TASK BRIEF: Rewrite each line of the records below as a row in a Markdown table with the columns Row and Line. Leave out blank lines.

SUPPLIED INFORMATION:
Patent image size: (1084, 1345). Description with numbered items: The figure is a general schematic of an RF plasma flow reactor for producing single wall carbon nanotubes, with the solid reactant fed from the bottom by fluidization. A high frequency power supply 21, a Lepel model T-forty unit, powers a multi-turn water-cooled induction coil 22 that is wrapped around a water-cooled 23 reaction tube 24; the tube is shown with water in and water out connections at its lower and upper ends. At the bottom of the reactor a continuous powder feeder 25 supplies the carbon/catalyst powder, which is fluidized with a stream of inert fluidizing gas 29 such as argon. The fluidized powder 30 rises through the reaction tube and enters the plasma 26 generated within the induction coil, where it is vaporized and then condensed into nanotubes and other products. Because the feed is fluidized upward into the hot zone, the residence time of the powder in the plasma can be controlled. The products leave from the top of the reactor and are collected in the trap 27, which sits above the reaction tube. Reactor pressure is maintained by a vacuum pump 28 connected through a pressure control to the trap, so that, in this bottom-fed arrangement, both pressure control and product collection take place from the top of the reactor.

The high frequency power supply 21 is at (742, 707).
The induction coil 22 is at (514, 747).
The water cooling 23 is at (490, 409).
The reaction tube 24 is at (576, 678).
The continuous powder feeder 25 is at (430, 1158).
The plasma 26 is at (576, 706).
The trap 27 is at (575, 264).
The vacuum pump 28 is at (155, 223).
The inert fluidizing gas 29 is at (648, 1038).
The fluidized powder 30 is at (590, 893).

FINAL RESULT:
| Row | Line |
|---|---|
| 1 | Patent image size: (1084, 1345). Description with numbered items: The figure is a general schematic of an RF plasma flow reactor for producing single wall carbon nanotubes, with the solid reactant fed from the bottom by fluidization. A high frequency power supply 21, a Lepel model T-forty unit, powers a multi-turn water-cooled induction coil 22 that is wrapped around a water-cooled 23 reaction tube 24; the tube is shown with water in and water out connections at its lower and upper ends. At the bottom of the reactor a continuous powder feeder 25 supplies the carbon/catalyst powder, which is fluidized with a stream of inert fluidizing gas 29 such as argon. The fluidized powder 30 rises through the reaction tube and enters the plasma 26 generated within the induction coil, where it is vaporized and then condensed into nanotubes and other products. Because the feed is fluidized upward into the hot zone, the residence time of the powder in the plasma can be controlled. The products leave from the top of the reactor and are collected in the trap 27, which sits above the reaction tube. Reactor pressure is maintained by a vacuum pump 28 connected through a pressure control to the trap, so that, in this bottom-fed arrangement, both pressure control and product collection take place from the top of the reactor. |
| 2 | The high frequency power supply 21 is at (742, 707). |
| 3 | The induction coil 22 is at (514, 747). |
| 4 | The water cooling 23 is at (490, 409). |
| 5 | The reaction tube 24 is at (576, 678). |
| 6 | The continuous powder feeder 25 is at (430, 1158). |
| 7 | The plasma 26 is at (576, 706). |
| 8 | The trap 27 is at (575, 264). |
| 9 | The vacuum pump 28 is at (155, 223). |
| 10 | The inert fluidizing gas 29 is at (648, 1038). |
| 11 | The fluidized powder 30 is at (590, 893). |